Problem requirements. Scan the entries below and count the lines holding the string "this". Supply only the number.

Data for processing.
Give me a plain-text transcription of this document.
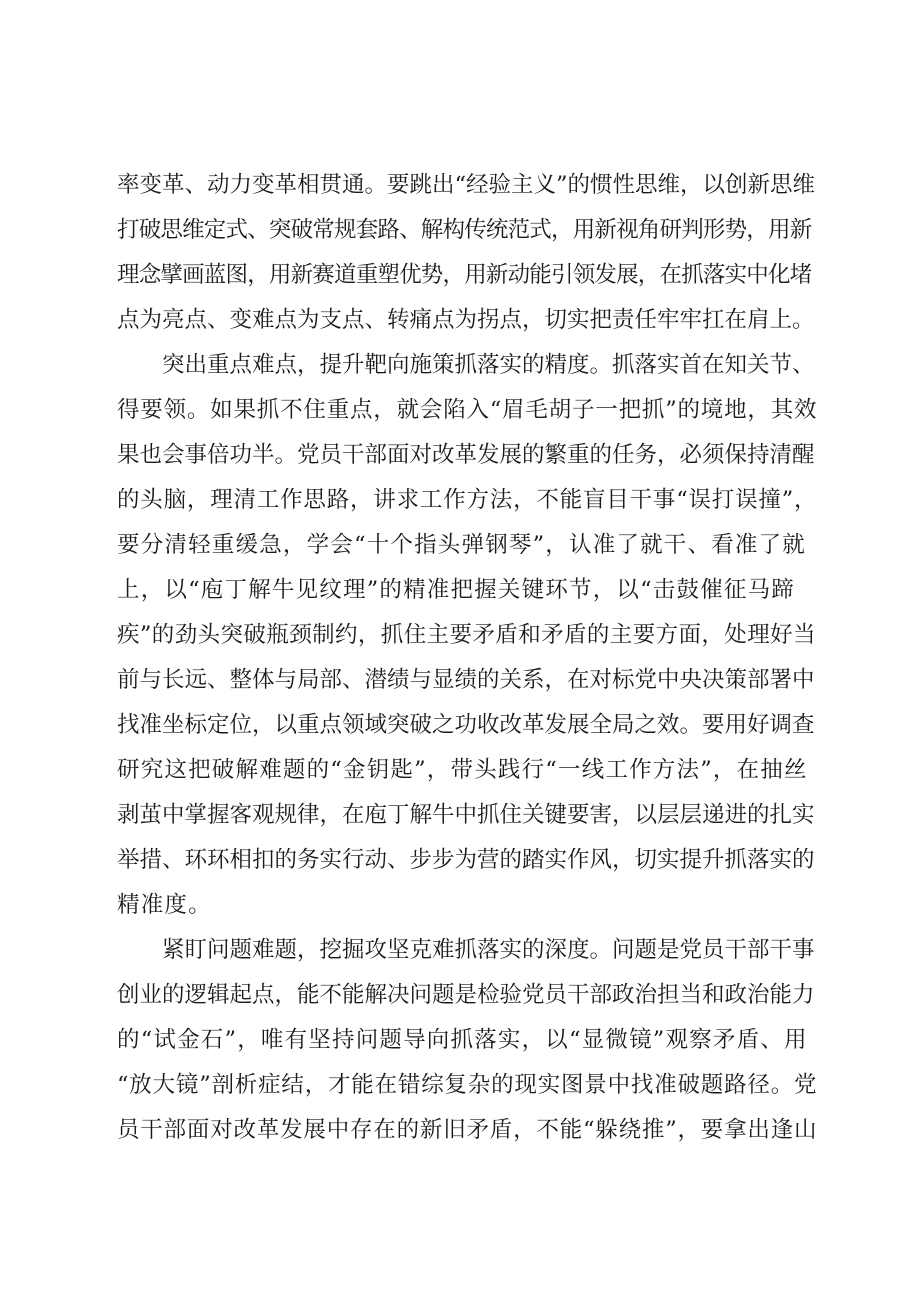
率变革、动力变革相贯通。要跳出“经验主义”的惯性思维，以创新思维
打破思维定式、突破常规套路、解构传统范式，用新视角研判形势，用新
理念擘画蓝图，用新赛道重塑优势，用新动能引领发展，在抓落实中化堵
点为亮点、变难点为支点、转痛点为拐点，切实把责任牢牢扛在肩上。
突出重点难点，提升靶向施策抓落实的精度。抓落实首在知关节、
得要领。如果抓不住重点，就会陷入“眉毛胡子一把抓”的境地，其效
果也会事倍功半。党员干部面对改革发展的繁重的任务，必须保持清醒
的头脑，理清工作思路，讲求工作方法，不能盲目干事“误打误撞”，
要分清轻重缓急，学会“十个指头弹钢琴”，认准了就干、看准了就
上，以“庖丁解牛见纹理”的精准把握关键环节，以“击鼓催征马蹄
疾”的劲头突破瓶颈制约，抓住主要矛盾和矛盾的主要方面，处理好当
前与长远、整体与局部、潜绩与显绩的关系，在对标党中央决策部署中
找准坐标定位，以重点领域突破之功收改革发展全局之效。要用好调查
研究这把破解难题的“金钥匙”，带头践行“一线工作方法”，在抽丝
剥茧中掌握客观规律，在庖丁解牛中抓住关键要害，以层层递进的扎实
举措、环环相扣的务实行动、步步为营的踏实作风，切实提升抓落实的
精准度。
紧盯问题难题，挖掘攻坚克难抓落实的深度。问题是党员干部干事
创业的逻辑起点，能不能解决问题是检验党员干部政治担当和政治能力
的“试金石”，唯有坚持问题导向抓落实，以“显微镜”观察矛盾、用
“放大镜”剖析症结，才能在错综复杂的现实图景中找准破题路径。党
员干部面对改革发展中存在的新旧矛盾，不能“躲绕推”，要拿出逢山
...
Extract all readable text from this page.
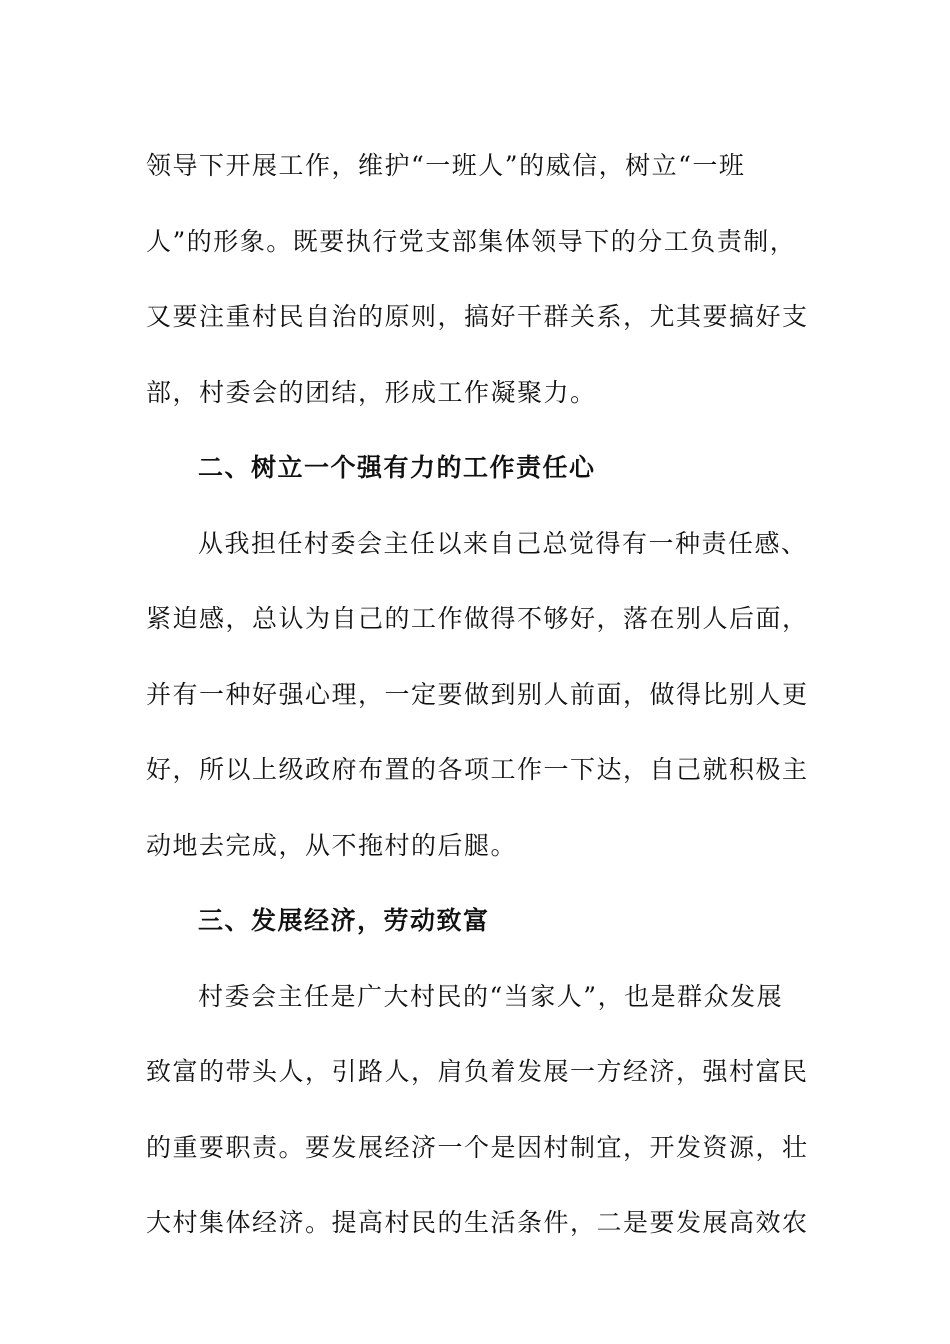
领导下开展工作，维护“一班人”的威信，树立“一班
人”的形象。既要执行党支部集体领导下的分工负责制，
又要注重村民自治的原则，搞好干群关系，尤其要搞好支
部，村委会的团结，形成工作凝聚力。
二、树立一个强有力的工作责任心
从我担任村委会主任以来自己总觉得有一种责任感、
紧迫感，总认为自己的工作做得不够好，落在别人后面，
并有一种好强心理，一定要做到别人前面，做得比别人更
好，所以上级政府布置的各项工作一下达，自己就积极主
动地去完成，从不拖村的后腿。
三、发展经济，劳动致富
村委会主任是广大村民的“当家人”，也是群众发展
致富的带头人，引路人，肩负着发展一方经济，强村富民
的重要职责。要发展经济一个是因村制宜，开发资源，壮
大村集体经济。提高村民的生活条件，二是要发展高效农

Task response. 2